begin SOURCE DATA
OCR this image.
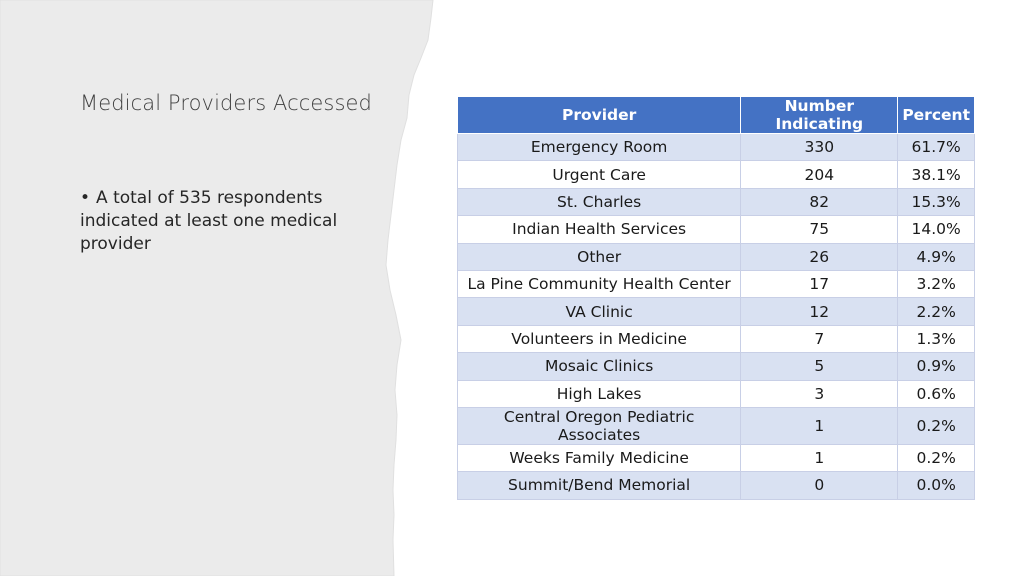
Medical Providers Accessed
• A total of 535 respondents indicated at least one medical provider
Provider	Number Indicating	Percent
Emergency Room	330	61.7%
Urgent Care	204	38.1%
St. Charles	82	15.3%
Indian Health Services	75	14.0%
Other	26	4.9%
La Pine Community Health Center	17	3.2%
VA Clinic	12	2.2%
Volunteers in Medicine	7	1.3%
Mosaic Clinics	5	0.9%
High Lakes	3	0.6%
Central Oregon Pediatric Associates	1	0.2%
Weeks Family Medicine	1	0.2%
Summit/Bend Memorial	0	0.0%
end SOURCE DATA
begin SOURCE DATA
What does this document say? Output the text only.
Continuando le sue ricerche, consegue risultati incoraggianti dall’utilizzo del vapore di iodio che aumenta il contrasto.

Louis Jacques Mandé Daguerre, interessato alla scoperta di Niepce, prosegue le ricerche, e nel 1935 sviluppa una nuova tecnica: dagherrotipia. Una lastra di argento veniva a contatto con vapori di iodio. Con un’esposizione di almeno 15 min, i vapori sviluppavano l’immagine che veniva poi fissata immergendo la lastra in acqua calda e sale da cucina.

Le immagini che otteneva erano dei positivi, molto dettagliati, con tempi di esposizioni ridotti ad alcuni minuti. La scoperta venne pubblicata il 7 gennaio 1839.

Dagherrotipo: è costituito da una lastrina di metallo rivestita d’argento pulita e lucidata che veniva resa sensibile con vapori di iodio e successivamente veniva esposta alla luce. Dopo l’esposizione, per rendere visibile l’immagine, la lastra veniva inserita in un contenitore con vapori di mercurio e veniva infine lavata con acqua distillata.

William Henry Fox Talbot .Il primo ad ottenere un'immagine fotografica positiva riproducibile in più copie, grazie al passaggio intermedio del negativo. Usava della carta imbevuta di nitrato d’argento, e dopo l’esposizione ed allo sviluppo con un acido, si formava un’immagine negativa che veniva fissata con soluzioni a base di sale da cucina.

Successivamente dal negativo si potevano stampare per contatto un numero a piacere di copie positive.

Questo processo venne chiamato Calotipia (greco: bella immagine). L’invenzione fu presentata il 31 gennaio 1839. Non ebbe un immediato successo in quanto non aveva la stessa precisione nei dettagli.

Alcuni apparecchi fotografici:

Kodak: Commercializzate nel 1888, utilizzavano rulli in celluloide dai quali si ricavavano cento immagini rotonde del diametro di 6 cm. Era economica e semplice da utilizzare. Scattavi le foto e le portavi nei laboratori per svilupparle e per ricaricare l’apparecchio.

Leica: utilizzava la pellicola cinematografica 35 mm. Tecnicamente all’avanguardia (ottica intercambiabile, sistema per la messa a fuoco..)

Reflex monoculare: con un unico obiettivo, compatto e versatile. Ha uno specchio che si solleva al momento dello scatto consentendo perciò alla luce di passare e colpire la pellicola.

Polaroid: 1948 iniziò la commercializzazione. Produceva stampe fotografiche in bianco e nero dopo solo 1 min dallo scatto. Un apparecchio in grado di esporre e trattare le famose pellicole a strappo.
end SOURCE DATA
- [TASK INSTRUCTIONS]:
How many of the listing's lines contain "luce"? Respond with a single number and nothing else.

- [CORRECT RESULT]:
2